# Task to complete
Write out the data below exactly as given, without any of its pictures.

[Stored data]

--

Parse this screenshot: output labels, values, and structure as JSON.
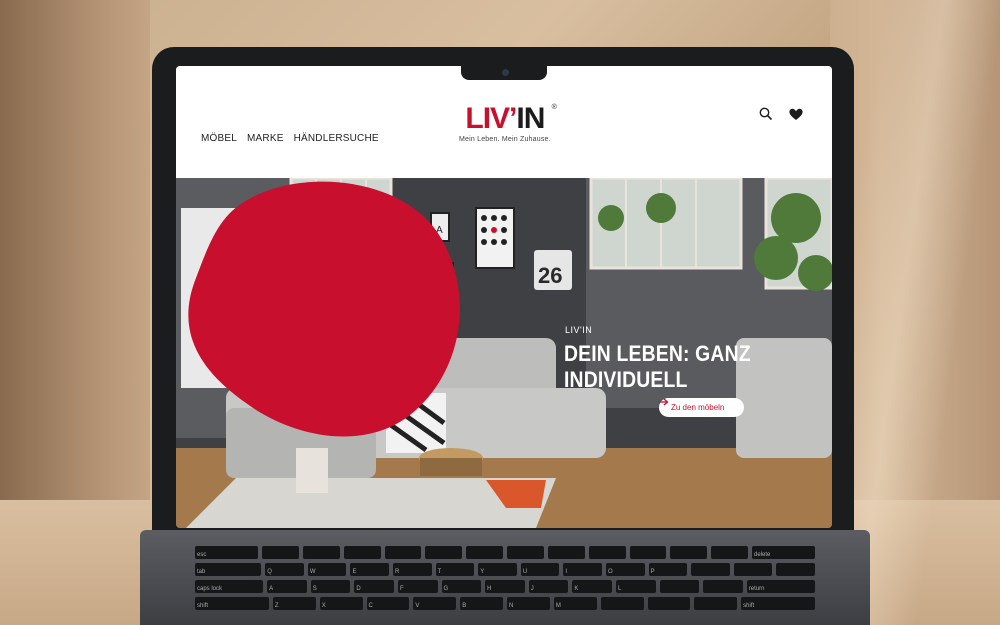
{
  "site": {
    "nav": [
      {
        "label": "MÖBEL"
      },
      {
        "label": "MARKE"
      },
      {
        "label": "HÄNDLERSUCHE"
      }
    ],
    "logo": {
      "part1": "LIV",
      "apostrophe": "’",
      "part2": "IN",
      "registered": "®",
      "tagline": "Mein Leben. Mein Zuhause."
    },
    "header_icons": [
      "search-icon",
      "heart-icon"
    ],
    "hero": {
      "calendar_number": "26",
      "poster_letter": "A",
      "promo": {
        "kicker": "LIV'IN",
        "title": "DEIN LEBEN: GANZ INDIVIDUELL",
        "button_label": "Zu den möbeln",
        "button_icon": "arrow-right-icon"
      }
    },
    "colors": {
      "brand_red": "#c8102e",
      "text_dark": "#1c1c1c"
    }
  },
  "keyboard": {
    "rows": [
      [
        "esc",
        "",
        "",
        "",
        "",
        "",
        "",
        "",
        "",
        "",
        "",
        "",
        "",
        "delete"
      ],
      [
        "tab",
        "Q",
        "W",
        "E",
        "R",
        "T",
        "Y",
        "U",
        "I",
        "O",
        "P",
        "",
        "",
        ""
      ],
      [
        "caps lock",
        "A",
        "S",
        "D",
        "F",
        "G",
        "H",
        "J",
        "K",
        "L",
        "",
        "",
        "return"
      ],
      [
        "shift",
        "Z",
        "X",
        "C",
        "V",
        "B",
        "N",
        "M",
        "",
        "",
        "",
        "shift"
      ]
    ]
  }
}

--

# Solution
Parse this screenshot: output labels, values, and structure as JSON.
{
  "site": {
    "nav": [
      {
        "label": "MÖBEL"
      },
      {
        "label": "MARKE"
      },
      {
        "label": "HÄNDLERSUCHE"
      }
    ],
    "logo": {
      "part1": "LIV",
      "apostrophe": "’",
      "part2": "IN",
      "registered": "®",
      "tagline": "Mein Leben. Mein Zuhause."
    },
    "header_icons": [
      "search-icon",
      "heart-icon"
    ],
    "hero": {
      "calendar_number": "26",
      "poster_letter": "A",
      "promo": {
        "kicker": "LIV'IN",
        "title": "DEIN LEBEN: GANZ INDIVIDUELL",
        "button_label": "Zu den möbeln",
        "button_icon": "arrow-right-icon"
      }
    },
    "colors": {
      "brand_red": "#c8102e",
      "text_dark": "#1c1c1c"
    }
  },
  "keyboard": {
    "rows": [
      [
        "esc",
        "",
        "",
        "",
        "",
        "",
        "",
        "",
        "",
        "",
        "",
        "",
        "",
        "delete"
      ],
      [
        "tab",
        "Q",
        "W",
        "E",
        "R",
        "T",
        "Y",
        "U",
        "I",
        "O",
        "P",
        "",
        "",
        ""
      ],
      [
        "caps lock",
        "A",
        "S",
        "D",
        "F",
        "G",
        "H",
        "J",
        "K",
        "L",
        "",
        "",
        "return"
      ],
      [
        "shift",
        "Z",
        "X",
        "C",
        "V",
        "B",
        "N",
        "M",
        "",
        "",
        "",
        "shift"
      ]
    ]
  }
}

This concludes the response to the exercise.